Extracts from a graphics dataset
+++
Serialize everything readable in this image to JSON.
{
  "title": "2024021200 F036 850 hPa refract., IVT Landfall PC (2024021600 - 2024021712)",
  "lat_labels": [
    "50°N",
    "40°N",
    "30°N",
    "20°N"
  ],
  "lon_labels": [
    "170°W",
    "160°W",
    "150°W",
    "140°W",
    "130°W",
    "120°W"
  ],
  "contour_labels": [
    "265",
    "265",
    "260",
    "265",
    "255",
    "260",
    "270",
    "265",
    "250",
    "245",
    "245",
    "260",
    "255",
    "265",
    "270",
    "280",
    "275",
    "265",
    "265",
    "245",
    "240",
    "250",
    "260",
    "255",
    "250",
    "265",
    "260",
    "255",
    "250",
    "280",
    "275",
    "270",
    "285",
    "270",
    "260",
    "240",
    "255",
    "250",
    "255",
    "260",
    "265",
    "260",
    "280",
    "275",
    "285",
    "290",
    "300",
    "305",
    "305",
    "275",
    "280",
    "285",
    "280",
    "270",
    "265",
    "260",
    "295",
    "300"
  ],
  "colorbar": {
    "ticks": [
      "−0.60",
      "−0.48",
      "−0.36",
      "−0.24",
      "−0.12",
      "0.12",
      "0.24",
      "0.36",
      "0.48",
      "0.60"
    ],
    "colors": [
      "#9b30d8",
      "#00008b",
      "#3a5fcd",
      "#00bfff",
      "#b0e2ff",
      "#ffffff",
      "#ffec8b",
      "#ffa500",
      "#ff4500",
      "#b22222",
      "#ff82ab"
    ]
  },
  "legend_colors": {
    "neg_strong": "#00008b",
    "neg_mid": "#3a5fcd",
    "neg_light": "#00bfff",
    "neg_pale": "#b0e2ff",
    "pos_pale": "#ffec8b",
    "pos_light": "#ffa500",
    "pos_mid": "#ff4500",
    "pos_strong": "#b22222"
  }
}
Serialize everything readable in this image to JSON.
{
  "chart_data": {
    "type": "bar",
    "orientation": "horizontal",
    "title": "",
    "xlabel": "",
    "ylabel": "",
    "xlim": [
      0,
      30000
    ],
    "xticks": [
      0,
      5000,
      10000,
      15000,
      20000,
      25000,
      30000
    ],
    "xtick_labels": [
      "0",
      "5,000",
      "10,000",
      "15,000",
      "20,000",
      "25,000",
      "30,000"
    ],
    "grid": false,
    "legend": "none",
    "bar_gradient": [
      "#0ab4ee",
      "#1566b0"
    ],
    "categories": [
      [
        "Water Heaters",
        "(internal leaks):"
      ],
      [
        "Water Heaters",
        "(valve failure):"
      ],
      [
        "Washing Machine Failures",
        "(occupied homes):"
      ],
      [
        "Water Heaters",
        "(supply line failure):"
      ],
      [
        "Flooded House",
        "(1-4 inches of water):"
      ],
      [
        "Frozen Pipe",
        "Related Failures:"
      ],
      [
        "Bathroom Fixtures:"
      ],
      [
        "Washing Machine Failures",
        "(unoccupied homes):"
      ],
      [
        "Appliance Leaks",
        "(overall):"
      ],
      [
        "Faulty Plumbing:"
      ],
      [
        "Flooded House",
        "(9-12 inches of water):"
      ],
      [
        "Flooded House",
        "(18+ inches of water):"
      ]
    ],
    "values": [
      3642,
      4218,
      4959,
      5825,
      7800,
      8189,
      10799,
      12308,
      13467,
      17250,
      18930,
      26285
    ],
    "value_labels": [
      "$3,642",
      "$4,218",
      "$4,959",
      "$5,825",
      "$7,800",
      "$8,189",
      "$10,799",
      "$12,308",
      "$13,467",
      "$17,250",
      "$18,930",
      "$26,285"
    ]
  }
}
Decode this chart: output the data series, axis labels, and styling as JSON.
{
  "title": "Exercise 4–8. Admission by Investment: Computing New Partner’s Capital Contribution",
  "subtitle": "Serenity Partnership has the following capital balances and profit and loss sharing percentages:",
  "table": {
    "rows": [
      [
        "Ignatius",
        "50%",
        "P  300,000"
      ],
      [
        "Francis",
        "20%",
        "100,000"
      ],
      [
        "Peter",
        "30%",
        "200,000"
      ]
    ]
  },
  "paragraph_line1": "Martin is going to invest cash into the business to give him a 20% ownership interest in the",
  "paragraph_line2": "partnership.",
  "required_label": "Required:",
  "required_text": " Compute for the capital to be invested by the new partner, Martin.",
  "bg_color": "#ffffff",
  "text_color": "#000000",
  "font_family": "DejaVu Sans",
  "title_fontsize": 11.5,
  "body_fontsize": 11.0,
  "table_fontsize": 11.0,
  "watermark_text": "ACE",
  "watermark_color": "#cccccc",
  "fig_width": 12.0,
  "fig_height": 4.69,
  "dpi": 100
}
+++
**EXERCISE BRIEF:** Print the records once more, exactly as they were given.

**RIGHT ANSWER:**
Serialize everything readable in this image to JSON.
{
  "title": "2024021200 F036 850 hPa refract., IVT Landfall PC (2024021600 - 2024021712)",
  "lat_labels": [
    "50°N",
    "40°N",
    "30°N",
    "20°N"
  ],
  "lon_labels": [
    "170°W",
    "160°W",
    "150°W",
    "140°W",
    "130°W",
    "120°W"
  ],
  "contour_labels": [
    "265",
    "265",
    "260",
    "265",
    "255",
    "260",
    "270",
    "265",
    "250",
    "245",
    "245",
    "260",
    "255",
    "265",
    "270",
    "280",
    "275",
    "265",
    "265",
    "245",
    "240",
    "250",
    "260",
    "255",
    "250",
    "265",
    "260",
    "255",
    "250",
    "280",
    "275",
    "270",
    "285",
    "270",
    "260",
    "240",
    "255",
    "250",
    "255",
    "260",
    "265",
    "260",
    "280",
    "275",
    "285",
    "290",
    "300",
    "305",
    "305",
    "275",
    "280",
    "285",
    "280",
    "270",
    "265",
    "260",
    "295",
    "300"
  ],
  "colorbar": {
    "ticks": [
      "−0.60",
      "−0.48",
      "−0.36",
      "−0.24",
      "−0.12",
      "0.12",
      "0.24",
      "0.36",
      "0.48",
      "0.60"
    ],
    "colors": [
      "#9b30d8",
      "#00008b",
      "#3a5fcd",
      "#00bfff",
      "#b0e2ff",
      "#ffffff",
      "#ffec8b",
      "#ffa500",
      "#ff4500",
      "#b22222",
      "#ff82ab"
    ]
  },
  "legend_colors": {
    "neg_strong": "#00008b",
    "neg_mid": "#3a5fcd",
    "neg_light": "#00bfff",
    "neg_pale": "#b0e2ff",
    "pos_pale": "#ffec8b",
    "pos_light": "#ffa500",
    "pos_mid": "#ff4500",
    "pos_strong": "#b22222"
  }
}
Serialize everything readable in this image to JSON.
{
  "chart_data": {
    "type": "bar",
    "orientation": "horizontal",
    "title": "",
    "xlabel": "",
    "ylabel": "",
    "xlim": [
      0,
      30000
    ],
    "xticks": [
      0,
      5000,
      10000,
      15000,
      20000,
      25000,
      30000
    ],
    "xtick_labels": [
      "0",
      "5,000",
      "10,000",
      "15,000",
      "20,000",
      "25,000",
      "30,000"
    ],
    "grid": false,
    "legend": "none",
    "bar_gradient": [
      "#0ab4ee",
      "#1566b0"
    ],
    "categories": [
      [
        "Water Heaters",
        "(internal leaks):"
      ],
      [
        "Water Heaters",
        "(valve failure):"
      ],
      [
        "Washing Machine Failures",
        "(occupied homes):"
      ],
      [
        "Water Heaters",
        "(supply line failure):"
      ],
      [
        "Flooded House",
        "(1-4 inches of water):"
      ],
      [
        "Frozen Pipe",
        "Related Failures:"
      ],
      [
        "Bathroom Fixtures:"
      ],
      [
        "Washing Machine Failures",
        "(unoccupied homes):"
      ],
      [
        "Appliance Leaks",
        "(overall):"
      ],
      [
        "Faulty Plumbing:"
      ],
      [
        "Flooded House",
        "(9-12 inches of water):"
      ],
      [
        "Flooded House",
        "(18+ inches of water):"
      ]
    ],
    "values": [
      3642,
      4218,
      4959,
      5825,
      7800,
      8189,
      10799,
      12308,
      13467,
      17250,
      18930,
      26285
    ],
    "value_labels": [
      "$3,642",
      "$4,218",
      "$4,959",
      "$5,825",
      "$7,800",
      "$8,189",
      "$10,799",
      "$12,308",
      "$13,467",
      "$17,250",
      "$18,930",
      "$26,285"
    ]
  }
}
Decode this chart: output the data series, axis labels, and styling as JSON.
{
  "title": "Exercise 4–8. Admission by Investment: Computing New Partner’s Capital Contribution",
  "subtitle": "Serenity Partnership has the following capital balances and profit and loss sharing percentages:",
  "table": {
    "rows": [
      [
        "Ignatius",
        "50%",
        "P  300,000"
      ],
      [
        "Francis",
        "20%",
        "100,000"
      ],
      [
        "Peter",
        "30%",
        "200,000"
      ]
    ]
  },
  "paragraph_line1": "Martin is going to invest cash into the business to give him a 20% ownership interest in the",
  "paragraph_line2": "partnership.",
  "required_label": "Required:",
  "required_text": " Compute for the capital to be invested by the new partner, Martin.",
  "bg_color": "#ffffff",
  "text_color": "#000000",
  "font_family": "DejaVu Sans",
  "title_fontsize": 11.5,
  "body_fontsize": 11.0,
  "table_fontsize": 11.0,
  "watermark_text": "ACE",
  "watermark_color": "#cccccc",
  "fig_width": 12.0,
  "fig_height": 4.69,
  "dpi": 100
}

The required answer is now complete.